> **WHAT THE EXERCISE ASKS**
Copy out every record precisely.

> **INPUT DATA**
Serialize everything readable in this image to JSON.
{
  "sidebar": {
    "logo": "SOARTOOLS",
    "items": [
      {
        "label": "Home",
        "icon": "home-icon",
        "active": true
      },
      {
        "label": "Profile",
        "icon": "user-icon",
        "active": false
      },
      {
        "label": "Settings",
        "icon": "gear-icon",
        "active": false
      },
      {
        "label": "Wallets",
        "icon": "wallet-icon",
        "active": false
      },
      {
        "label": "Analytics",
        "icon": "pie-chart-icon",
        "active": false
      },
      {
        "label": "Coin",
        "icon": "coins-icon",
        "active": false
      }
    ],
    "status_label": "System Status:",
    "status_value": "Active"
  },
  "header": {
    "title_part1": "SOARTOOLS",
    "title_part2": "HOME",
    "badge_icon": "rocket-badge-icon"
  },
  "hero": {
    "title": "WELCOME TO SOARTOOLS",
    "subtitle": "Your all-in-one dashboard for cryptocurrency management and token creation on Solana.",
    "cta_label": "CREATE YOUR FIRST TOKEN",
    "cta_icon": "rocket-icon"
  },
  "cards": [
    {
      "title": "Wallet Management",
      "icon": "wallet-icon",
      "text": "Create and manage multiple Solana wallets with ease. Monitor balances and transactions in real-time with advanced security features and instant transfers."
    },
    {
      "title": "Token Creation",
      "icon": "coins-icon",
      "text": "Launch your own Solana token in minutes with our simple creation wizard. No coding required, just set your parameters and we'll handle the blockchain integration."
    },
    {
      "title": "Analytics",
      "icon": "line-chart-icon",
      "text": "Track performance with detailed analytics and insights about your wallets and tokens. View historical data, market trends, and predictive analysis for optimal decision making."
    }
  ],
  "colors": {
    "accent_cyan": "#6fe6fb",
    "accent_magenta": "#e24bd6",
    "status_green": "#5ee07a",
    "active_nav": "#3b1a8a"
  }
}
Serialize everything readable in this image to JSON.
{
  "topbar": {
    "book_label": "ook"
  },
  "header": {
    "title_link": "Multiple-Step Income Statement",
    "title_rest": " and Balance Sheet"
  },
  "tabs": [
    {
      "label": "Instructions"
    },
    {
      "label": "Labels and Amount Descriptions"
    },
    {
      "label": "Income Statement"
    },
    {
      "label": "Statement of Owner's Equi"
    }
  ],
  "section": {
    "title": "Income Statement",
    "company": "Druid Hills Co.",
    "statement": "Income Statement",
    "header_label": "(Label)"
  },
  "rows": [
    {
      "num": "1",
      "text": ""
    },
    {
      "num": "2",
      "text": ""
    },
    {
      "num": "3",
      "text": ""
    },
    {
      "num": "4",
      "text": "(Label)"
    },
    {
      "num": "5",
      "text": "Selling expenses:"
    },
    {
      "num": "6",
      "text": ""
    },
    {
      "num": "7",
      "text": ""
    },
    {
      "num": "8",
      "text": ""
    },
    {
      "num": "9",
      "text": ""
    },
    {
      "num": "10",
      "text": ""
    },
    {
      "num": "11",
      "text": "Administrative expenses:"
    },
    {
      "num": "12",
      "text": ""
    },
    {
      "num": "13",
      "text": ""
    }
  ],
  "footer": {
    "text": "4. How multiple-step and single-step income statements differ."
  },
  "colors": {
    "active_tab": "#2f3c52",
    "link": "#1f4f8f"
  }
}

> **SOLUTION FOR THIS TASK**
Serialize everything readable in this image to JSON.
{
  "sidebar": {
    "logo": "SOARTOOLS",
    "items": [
      {
        "label": "Home",
        "icon": "home-icon",
        "active": true
      },
      {
        "label": "Profile",
        "icon": "user-icon",
        "active": false
      },
      {
        "label": "Settings",
        "icon": "gear-icon",
        "active": false
      },
      {
        "label": "Wallets",
        "icon": "wallet-icon",
        "active": false
      },
      {
        "label": "Analytics",
        "icon": "pie-chart-icon",
        "active": false
      },
      {
        "label": "Coin",
        "icon": "coins-icon",
        "active": false
      }
    ],
    "status_label": "System Status:",
    "status_value": "Active"
  },
  "header": {
    "title_part1": "SOARTOOLS",
    "title_part2": "HOME",
    "badge_icon": "rocket-badge-icon"
  },
  "hero": {
    "title": "WELCOME TO SOARTOOLS",
    "subtitle": "Your all-in-one dashboard for cryptocurrency management and token creation on Solana.",
    "cta_label": "CREATE YOUR FIRST TOKEN",
    "cta_icon": "rocket-icon"
  },
  "cards": [
    {
      "title": "Wallet Management",
      "icon": "wallet-icon",
      "text": "Create and manage multiple Solana wallets with ease. Monitor balances and transactions in real-time with advanced security features and instant transfers."
    },
    {
      "title": "Token Creation",
      "icon": "coins-icon",
      "text": "Launch your own Solana token in minutes with our simple creation wizard. No coding required, just set your parameters and we'll handle the blockchain integration."
    },
    {
      "title": "Analytics",
      "icon": "line-chart-icon",
      "text": "Track performance with detailed analytics and insights about your wallets and tokens. View historical data, market trends, and predictive analysis for optimal decision making."
    }
  ],
  "colors": {
    "accent_cyan": "#6fe6fb",
    "accent_magenta": "#e24bd6",
    "status_green": "#5ee07a",
    "active_nav": "#3b1a8a"
  }
}
Serialize everything readable in this image to JSON.
{
  "topbar": {
    "book_label": "ook"
  },
  "header": {
    "title_link": "Multiple-Step Income Statement",
    "title_rest": " and Balance Sheet"
  },
  "tabs": [
    {
      "label": "Instructions"
    },
    {
      "label": "Labels and Amount Descriptions"
    },
    {
      "label": "Income Statement"
    },
    {
      "label": "Statement of Owner's Equi"
    }
  ],
  "section": {
    "title": "Income Statement",
    "company": "Druid Hills Co.",
    "statement": "Income Statement",
    "header_label": "(Label)"
  },
  "rows": [
    {
      "num": "1",
      "text": ""
    },
    {
      "num": "2",
      "text": ""
    },
    {
      "num": "3",
      "text": ""
    },
    {
      "num": "4",
      "text": "(Label)"
    },
    {
      "num": "5",
      "text": "Selling expenses:"
    },
    {
      "num": "6",
      "text": ""
    },
    {
      "num": "7",
      "text": ""
    },
    {
      "num": "8",
      "text": ""
    },
    {
      "num": "9",
      "text": ""
    },
    {
      "num": "10",
      "text": ""
    },
    {
      "num": "11",
      "text": "Administrative expenses:"
    },
    {
      "num": "12",
      "text": ""
    },
    {
      "num": "13",
      "text": ""
    }
  ],
  "footer": {
    "text": "4. How multiple-step and single-step income statements differ."
  },
  "colors": {
    "active_tab": "#2f3c52",
    "link": "#1f4f8f"
  }
}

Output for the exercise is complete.